Work required = In the data that follows, count each line holding the string "right"; answer with the number only.

Records shown =
* * * * * * * * *
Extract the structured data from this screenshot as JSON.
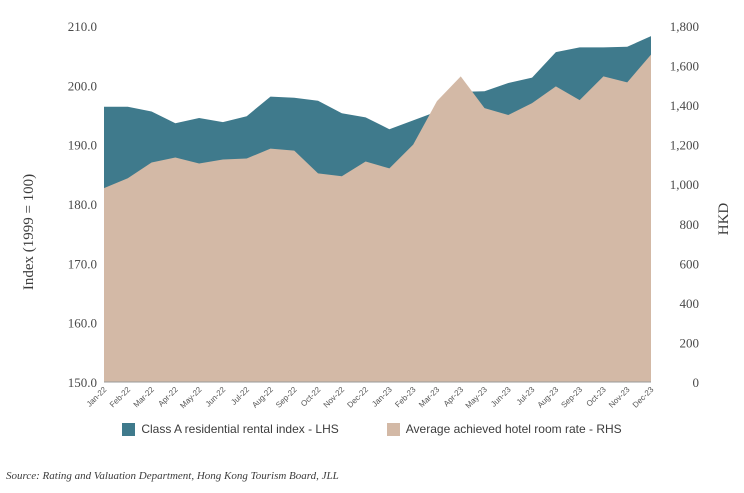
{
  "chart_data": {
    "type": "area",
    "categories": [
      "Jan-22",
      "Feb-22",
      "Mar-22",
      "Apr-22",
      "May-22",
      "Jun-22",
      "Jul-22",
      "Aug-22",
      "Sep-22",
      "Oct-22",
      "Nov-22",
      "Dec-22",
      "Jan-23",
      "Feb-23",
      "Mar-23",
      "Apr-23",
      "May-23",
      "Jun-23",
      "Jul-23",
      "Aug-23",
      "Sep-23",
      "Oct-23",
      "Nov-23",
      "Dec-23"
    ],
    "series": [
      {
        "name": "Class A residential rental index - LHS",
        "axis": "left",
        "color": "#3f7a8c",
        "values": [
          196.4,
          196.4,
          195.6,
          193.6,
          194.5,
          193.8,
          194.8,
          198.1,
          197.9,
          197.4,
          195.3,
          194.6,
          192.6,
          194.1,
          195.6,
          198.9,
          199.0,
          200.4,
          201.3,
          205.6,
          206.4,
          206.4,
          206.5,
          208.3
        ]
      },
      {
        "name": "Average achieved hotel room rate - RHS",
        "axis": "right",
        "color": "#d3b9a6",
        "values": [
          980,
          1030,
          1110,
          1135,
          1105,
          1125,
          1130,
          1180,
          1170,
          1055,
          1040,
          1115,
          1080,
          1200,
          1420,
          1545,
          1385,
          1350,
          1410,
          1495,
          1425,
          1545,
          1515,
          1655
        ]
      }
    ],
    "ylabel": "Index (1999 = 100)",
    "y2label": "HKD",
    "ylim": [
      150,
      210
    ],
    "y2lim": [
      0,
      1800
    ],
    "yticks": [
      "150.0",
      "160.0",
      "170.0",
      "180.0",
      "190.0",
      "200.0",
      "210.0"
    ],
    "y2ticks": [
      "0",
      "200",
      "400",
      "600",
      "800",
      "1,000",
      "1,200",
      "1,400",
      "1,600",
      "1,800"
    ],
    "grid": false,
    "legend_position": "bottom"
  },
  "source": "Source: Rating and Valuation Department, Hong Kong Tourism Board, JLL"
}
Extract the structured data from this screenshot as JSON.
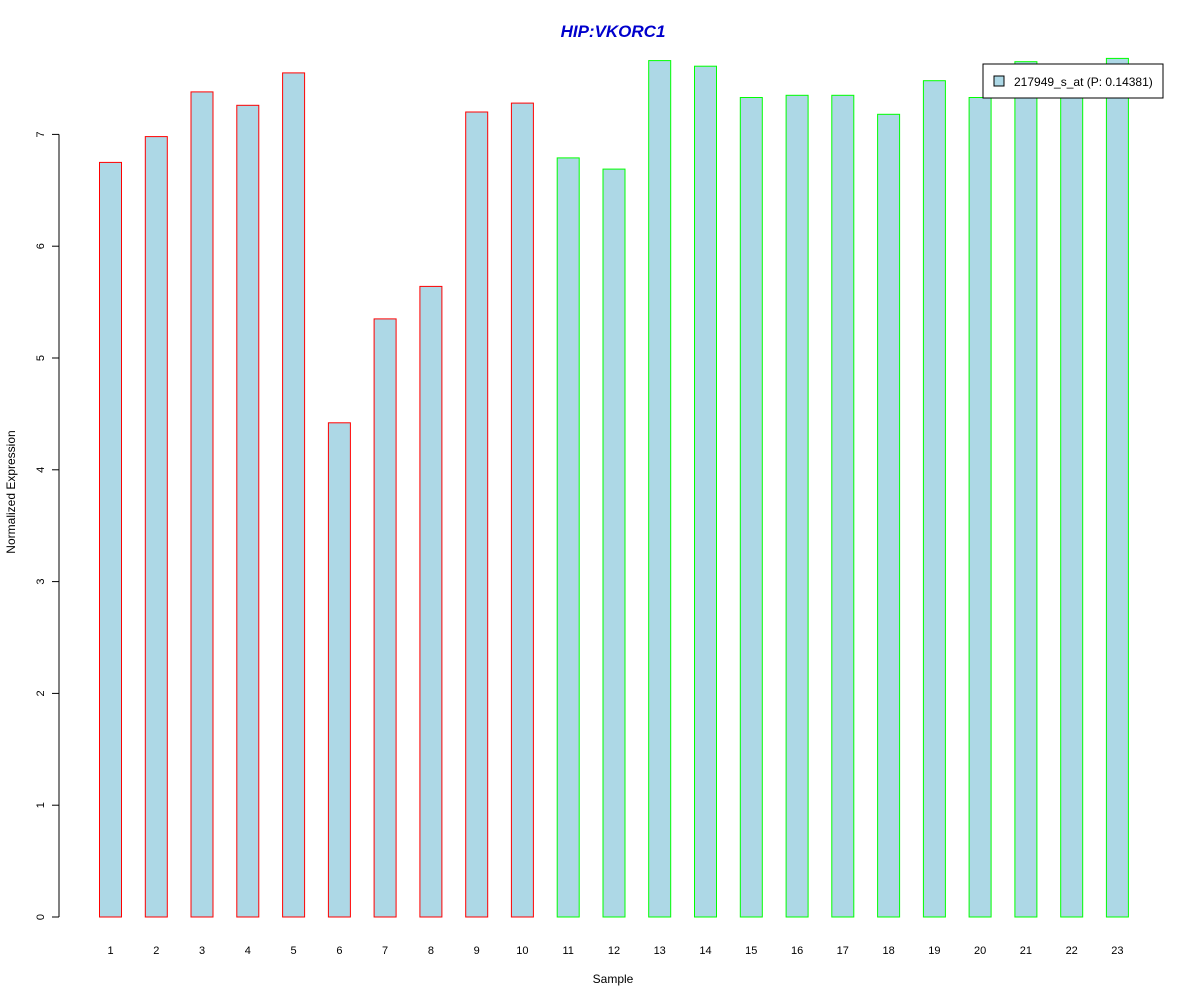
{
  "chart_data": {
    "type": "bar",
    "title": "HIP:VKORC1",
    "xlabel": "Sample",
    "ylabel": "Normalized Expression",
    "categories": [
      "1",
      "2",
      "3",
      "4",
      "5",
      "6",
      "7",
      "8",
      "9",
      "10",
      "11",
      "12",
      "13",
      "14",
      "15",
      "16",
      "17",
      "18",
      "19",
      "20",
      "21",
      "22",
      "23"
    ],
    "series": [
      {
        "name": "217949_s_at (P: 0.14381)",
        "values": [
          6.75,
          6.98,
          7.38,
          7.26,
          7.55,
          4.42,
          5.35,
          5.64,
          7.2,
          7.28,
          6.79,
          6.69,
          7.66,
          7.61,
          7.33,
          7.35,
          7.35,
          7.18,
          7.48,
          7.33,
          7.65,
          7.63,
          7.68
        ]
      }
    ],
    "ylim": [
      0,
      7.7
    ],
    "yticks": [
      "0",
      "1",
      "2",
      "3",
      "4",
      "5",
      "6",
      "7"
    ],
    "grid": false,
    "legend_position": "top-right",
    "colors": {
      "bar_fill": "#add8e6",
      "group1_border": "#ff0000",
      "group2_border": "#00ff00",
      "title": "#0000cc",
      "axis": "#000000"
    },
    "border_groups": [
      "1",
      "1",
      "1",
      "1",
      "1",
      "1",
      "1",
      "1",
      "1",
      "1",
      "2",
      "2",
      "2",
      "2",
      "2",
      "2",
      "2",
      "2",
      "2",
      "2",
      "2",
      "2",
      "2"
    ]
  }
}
* * * * * * * * *
Complete response = 2